* begin Input *
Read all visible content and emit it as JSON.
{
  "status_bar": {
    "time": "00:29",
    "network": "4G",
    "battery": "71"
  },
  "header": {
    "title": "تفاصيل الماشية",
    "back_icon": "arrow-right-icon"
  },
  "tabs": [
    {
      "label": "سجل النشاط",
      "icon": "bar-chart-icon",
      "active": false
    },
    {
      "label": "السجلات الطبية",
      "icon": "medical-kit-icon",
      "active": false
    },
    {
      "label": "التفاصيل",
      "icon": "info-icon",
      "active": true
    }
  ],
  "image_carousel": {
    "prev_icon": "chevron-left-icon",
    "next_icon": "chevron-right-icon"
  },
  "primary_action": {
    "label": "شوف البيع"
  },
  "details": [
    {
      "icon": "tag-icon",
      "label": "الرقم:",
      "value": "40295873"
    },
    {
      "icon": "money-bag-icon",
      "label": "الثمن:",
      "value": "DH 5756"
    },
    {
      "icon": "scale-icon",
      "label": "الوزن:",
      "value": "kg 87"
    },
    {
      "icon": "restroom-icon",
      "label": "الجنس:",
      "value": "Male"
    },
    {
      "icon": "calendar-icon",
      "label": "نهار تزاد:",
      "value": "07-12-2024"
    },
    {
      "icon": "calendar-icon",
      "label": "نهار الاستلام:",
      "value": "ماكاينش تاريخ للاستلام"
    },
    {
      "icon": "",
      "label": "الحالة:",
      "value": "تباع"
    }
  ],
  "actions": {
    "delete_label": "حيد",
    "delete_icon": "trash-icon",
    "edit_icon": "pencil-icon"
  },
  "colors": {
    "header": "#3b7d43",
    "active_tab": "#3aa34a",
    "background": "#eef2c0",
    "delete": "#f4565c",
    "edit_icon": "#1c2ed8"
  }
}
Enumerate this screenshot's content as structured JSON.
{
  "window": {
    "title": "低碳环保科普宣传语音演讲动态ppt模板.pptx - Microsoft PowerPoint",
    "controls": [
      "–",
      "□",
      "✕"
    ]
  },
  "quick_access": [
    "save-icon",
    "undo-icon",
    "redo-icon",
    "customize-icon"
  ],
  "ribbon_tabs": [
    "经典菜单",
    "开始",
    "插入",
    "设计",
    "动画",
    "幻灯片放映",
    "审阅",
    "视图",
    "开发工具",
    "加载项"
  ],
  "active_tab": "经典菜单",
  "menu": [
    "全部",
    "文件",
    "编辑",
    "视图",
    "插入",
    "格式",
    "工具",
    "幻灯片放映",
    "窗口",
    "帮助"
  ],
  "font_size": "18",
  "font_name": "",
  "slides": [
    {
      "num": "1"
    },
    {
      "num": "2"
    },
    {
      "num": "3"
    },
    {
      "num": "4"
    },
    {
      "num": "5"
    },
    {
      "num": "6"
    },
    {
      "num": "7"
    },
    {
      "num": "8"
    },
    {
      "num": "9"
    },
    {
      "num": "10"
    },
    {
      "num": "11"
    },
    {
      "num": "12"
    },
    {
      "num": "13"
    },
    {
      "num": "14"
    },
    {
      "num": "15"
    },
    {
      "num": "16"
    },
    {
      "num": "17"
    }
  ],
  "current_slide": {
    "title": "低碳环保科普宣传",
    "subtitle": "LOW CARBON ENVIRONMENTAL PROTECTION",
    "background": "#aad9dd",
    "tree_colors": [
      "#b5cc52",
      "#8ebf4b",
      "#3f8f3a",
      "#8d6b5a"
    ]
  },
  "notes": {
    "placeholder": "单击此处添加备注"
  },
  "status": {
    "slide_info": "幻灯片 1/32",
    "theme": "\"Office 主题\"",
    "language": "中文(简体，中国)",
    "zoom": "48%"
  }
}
* end Input *
- Problem description
Your task is to repeat the data exactly, with nothing left out.

- Solution to the exercise
Read all visible content and emit it as JSON.
{
  "status_bar": {
    "time": "00:29",
    "network": "4G",
    "battery": "71"
  },
  "header": {
    "title": "تفاصيل الماشية",
    "back_icon": "arrow-right-icon"
  },
  "tabs": [
    {
      "label": "سجل النشاط",
      "icon": "bar-chart-icon",
      "active": false
    },
    {
      "label": "السجلات الطبية",
      "icon": "medical-kit-icon",
      "active": false
    },
    {
      "label": "التفاصيل",
      "icon": "info-icon",
      "active": true
    }
  ],
  "image_carousel": {
    "prev_icon": "chevron-left-icon",
    "next_icon": "chevron-right-icon"
  },
  "primary_action": {
    "label": "شوف البيع"
  },
  "details": [
    {
      "icon": "tag-icon",
      "label": "الرقم:",
      "value": "40295873"
    },
    {
      "icon": "money-bag-icon",
      "label": "الثمن:",
      "value": "DH 5756"
    },
    {
      "icon": "scale-icon",
      "label": "الوزن:",
      "value": "kg 87"
    },
    {
      "icon": "restroom-icon",
      "label": "الجنس:",
      "value": "Male"
    },
    {
      "icon": "calendar-icon",
      "label": "نهار تزاد:",
      "value": "07-12-2024"
    },
    {
      "icon": "calendar-icon",
      "label": "نهار الاستلام:",
      "value": "ماكاينش تاريخ للاستلام"
    },
    {
      "icon": "",
      "label": "الحالة:",
      "value": "تباع"
    }
  ],
  "actions": {
    "delete_label": "حيد",
    "delete_icon": "trash-icon",
    "edit_icon": "pencil-icon"
  },
  "colors": {
    "header": "#3b7d43",
    "active_tab": "#3aa34a",
    "background": "#eef2c0",
    "delete": "#f4565c",
    "edit_icon": "#1c2ed8"
  }
}
Enumerate this screenshot's content as structured JSON.
{
  "window": {
    "title": "低碳环保科普宣传语音演讲动态ppt模板.pptx - Microsoft PowerPoint",
    "controls": [
      "–",
      "□",
      "✕"
    ]
  },
  "quick_access": [
    "save-icon",
    "undo-icon",
    "redo-icon",
    "customize-icon"
  ],
  "ribbon_tabs": [
    "经典菜单",
    "开始",
    "插入",
    "设计",
    "动画",
    "幻灯片放映",
    "审阅",
    "视图",
    "开发工具",
    "加载项"
  ],
  "active_tab": "经典菜单",
  "menu": [
    "全部",
    "文件",
    "编辑",
    "视图",
    "插入",
    "格式",
    "工具",
    "幻灯片放映",
    "窗口",
    "帮助"
  ],
  "font_size": "18",
  "font_name": "",
  "slides": [
    {
      "num": "1"
    },
    {
      "num": "2"
    },
    {
      "num": "3"
    },
    {
      "num": "4"
    },
    {
      "num": "5"
    },
    {
      "num": "6"
    },
    {
      "num": "7"
    },
    {
      "num": "8"
    },
    {
      "num": "9"
    },
    {
      "num": "10"
    },
    {
      "num": "11"
    },
    {
      "num": "12"
    },
    {
      "num": "13"
    },
    {
      "num": "14"
    },
    {
      "num": "15"
    },
    {
      "num": "16"
    },
    {
      "num": "17"
    }
  ],
  "current_slide": {
    "title": "低碳环保科普宣传",
    "subtitle": "LOW CARBON ENVIRONMENTAL PROTECTION",
    "background": "#aad9dd",
    "tree_colors": [
      "#b5cc52",
      "#8ebf4b",
      "#3f8f3a",
      "#8d6b5a"
    ]
  },
  "notes": {
    "placeholder": "单击此处添加备注"
  },
  "status": {
    "slide_info": "幻灯片 1/32",
    "theme": "\"Office 主题\"",
    "language": "中文(简体，中国)",
    "zoom": "48%"
  }
}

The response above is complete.